* Directions
Extract the listing in its entirety, keeping each line identical to the original.

────

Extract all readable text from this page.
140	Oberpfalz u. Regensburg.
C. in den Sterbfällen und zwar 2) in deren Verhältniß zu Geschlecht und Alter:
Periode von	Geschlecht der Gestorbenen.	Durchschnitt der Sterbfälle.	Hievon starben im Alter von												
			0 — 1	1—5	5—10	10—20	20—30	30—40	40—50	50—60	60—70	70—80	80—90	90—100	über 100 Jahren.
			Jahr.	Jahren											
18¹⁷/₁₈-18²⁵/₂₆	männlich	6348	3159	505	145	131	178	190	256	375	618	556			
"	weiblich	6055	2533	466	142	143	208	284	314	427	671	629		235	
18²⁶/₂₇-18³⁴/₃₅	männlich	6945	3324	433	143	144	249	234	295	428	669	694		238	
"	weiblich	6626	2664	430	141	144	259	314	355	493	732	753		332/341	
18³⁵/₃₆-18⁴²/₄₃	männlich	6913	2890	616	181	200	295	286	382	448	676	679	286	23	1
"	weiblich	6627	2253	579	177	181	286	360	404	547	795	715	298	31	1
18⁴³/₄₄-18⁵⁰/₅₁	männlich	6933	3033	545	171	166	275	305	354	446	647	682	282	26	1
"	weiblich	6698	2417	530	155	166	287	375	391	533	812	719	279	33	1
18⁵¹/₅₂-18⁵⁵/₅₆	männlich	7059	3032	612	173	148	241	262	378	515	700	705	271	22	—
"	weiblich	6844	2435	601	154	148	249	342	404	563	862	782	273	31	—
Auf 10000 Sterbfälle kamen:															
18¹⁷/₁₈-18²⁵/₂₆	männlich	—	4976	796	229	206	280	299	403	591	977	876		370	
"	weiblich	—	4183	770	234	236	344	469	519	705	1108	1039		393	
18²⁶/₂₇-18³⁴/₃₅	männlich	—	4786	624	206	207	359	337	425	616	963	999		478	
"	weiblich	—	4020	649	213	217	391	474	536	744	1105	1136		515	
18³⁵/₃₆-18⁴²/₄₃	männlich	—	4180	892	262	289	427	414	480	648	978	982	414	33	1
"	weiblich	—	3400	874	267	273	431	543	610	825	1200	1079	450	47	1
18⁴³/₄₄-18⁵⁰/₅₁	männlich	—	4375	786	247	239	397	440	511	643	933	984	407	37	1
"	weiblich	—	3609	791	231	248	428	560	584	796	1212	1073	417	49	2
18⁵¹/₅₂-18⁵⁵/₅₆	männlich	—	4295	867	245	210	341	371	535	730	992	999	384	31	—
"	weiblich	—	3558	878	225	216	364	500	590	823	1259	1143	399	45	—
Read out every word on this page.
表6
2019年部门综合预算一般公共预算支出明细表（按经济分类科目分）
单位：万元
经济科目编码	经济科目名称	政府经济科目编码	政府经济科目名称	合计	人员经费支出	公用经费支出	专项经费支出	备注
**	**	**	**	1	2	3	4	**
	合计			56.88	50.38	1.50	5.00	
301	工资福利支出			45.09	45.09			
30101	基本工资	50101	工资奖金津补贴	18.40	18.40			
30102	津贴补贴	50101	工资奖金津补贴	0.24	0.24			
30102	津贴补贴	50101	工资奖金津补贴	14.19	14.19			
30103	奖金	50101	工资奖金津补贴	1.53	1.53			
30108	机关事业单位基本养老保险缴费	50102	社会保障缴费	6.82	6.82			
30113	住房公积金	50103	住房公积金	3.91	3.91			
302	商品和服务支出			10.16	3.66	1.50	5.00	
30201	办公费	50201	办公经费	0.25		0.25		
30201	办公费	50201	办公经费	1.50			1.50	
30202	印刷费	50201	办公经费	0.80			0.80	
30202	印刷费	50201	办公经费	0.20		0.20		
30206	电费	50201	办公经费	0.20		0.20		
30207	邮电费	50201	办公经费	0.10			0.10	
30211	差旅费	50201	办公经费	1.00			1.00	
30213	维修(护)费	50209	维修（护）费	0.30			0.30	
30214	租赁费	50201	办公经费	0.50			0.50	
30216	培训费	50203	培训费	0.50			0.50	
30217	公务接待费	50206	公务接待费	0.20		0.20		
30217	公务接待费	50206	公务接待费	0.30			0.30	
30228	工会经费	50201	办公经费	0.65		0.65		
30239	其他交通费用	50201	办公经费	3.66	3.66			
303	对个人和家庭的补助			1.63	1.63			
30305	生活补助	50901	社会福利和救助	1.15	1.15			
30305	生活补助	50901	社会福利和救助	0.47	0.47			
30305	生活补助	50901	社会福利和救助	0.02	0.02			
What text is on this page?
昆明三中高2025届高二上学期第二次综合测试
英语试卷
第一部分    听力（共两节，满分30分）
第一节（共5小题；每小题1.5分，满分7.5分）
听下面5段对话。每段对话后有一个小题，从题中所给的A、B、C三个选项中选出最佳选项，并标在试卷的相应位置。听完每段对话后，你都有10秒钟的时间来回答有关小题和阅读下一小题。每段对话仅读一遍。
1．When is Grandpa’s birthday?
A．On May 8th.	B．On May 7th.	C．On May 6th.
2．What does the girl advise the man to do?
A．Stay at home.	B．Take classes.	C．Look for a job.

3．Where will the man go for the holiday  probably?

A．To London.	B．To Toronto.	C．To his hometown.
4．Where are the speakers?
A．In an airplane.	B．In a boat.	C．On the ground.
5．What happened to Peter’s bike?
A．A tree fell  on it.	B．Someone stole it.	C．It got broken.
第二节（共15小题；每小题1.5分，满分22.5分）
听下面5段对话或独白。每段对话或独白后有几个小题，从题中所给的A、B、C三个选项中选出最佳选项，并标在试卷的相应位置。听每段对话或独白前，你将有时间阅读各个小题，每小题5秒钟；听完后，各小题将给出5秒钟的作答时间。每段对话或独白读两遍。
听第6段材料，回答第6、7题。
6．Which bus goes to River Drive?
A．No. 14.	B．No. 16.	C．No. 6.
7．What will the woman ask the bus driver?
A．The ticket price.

────

* Final result
Extract all readable text from this page.
140	Oberpfalz u. Regensburg.
C. in den Sterbfällen und zwar 2) in deren Verhältniß zu Geschlecht und Alter:
Periode von	Geschlecht der Gestorbenen.	Durchschnitt der Sterbfälle.	Hievon starben im Alter von												
			0 — 1	1—5	5—10	10—20	20—30	30—40	40—50	50—60	60—70	70—80	80—90	90—100	über 100 Jahren.
			Jahr.	Jahren											
18¹⁷/₁₈-18²⁵/₂₆	männlich	6348	3159	505	145	131	178	190	256	375	618	556			
"	weiblich	6055	2533	466	142	143	208	284	314	427	671	629		235	
18²⁶/₂₇-18³⁴/₃₅	männlich	6945	3324	433	143	144	249	234	295	428	669	694		238	
"	weiblich	6626	2664	430	141	144	259	314	355	493	732	753		332/341	
18³⁵/₃₆-18⁴²/₄₃	männlich	6913	2890	616	181	200	295	286	382	448	676	679	286	23	1
"	weiblich	6627	2253	579	177	181	286	360	404	547	795	715	298	31	1
18⁴³/₄₄-18⁵⁰/₅₁	männlich	6933	3033	545	171	166	275	305	354	446	647	682	282	26	1
"	weiblich	6698	2417	530	155	166	287	375	391	533	812	719	279	33	1
18⁵¹/₅₂-18⁵⁵/₅₆	männlich	7059	3032	612	173	148	241	262	378	515	700	705	271	22	—
"	weiblich	6844	2435	601	154	148	249	342	404	563	862	782	273	31	—
Auf 10000 Sterbfälle kamen:															
18¹⁷/₁₈-18²⁵/₂₆	männlich	—	4976	796	229	206	280	299	403	591	977	876		370	
"	weiblich	—	4183	770	234	236	344	469	519	705	1108	1039		393	
18²⁶/₂₇-18³⁴/₃₅	männlich	—	4786	624	206	207	359	337	425	616	963	999		478	
"	weiblich	—	4020	649	213	217	391	474	536	744	1105	1136		515	
18³⁵/₃₆-18⁴²/₄₃	männlich	—	4180	892	262	289	427	414	480	648	978	982	414	33	1
"	weiblich	—	3400	874	267	273	431	543	610	825	1200	1079	450	47	1
18⁴³/₄₄-18⁵⁰/₅₁	männlich	—	4375	786	247	239	397	440	511	643	933	984	407	37	1
"	weiblich	—	3609	791	231	248	428	560	584	796	1212	1073	417	49	2
18⁵¹/₅₂-18⁵⁵/₅₆	männlich	—	4295	867	245	210	341	371	535	730	992	999	384	31	—
"	weiblich	—	3558	878	225	216	364	500	590	823	1259	1143	399	45	—
Read out every word on this page.
表6
2019年部门综合预算一般公共预算支出明细表（按经济分类科目分）
单位：万元
经济科目编码	经济科目名称	政府经济科目编码	政府经济科目名称	合计	人员经费支出	公用经费支出	专项经费支出	备注
**	**	**	**	1	2	3	4	**
	合计			56.88	50.38	1.50	5.00	
301	工资福利支出			45.09	45.09			
30101	基本工资	50101	工资奖金津补贴	18.40	18.40			
30102	津贴补贴	50101	工资奖金津补贴	0.24	0.24			
30102	津贴补贴	50101	工资奖金津补贴	14.19	14.19			
30103	奖金	50101	工资奖金津补贴	1.53	1.53			
30108	机关事业单位基本养老保险缴费	50102	社会保障缴费	6.82	6.82			
30113	住房公积金	50103	住房公积金	3.91	3.91			
302	商品和服务支出			10.16	3.66	1.50	5.00	
30201	办公费	50201	办公经费	0.25		0.25		
30201	办公费	50201	办公经费	1.50			1.50	
30202	印刷费	50201	办公经费	0.80			0.80	
30202	印刷费	50201	办公经费	0.20		0.20		
30206	电费	50201	办公经费	0.20		0.20		
30207	邮电费	50201	办公经费	0.10			0.10	
30211	差旅费	50201	办公经费	1.00			1.00	
30213	维修(护)费	50209	维修（护）费	0.30			0.30	
30214	租赁费	50201	办公经费	0.50			0.50	
30216	培训费	50203	培训费	0.50			0.50	
30217	公务接待费	50206	公务接待费	0.20		0.20		
30217	公务接待费	50206	公务接待费	0.30			0.30	
30228	工会经费	50201	办公经费	0.65		0.65		
30239	其他交通费用	50201	办公经费	3.66	3.66			
303	对个人和家庭的补助			1.63	1.63			
30305	生活补助	50901	社会福利和救助	1.15	1.15			
30305	生活补助	50901	社会福利和救助	0.47	0.47			
30305	生活补助	50901	社会福利和救助	0.02	0.02			
What text is on this page?
昆明三中高2025届高二上学期第二次综合测试
英语试卷
第一部分    听力（共两节，满分30分）
第一节（共5小题；每小题1.5分，满分7.5分）
听下面5段对话。每段对话后有一个小题，从题中所给的A、B、C三个选项中选出最佳选项，并标在试卷的相应位置。听完每段对话后，你都有10秒钟的时间来回答有关小题和阅读下一小题。每段对话仅读一遍。
1．When is Grandpa’s birthday?
A．On May 8th.	B．On May 7th.	C．On May 6th.
2．What does the girl advise the man to do?
A．Stay at home.	B．Take classes.	C．Look for a job.

3．Where will the man go for the holiday  probably?

A．To London.	B．To Toronto.	C．To his hometown.
4．Where are the speakers?
A．In an airplane.	B．In a boat.	C．On the ground.
5．What happened to Peter’s bike?
A．A tree fell  on it.	B．Someone stole it.	C．It got broken.
第二节（共15小题；每小题1.5分，满分22.5分）
听下面5段对话或独白。每段对话或独白后有几个小题，从题中所给的A、B、C三个选项中选出最佳选项，并标在试卷的相应位置。听每段对话或独白前，你将有时间阅读各个小题，每小题5秒钟；听完后，各小题将给出5秒钟的作答时间。每段对话或独白读两遍。
听第6段材料，回答第6、7题。
6．Which bus goes to River Drive?
A．No. 14.	B．No. 16.	C．No. 6.
7．What will the woman ask the bus driver?
A．The ticket price.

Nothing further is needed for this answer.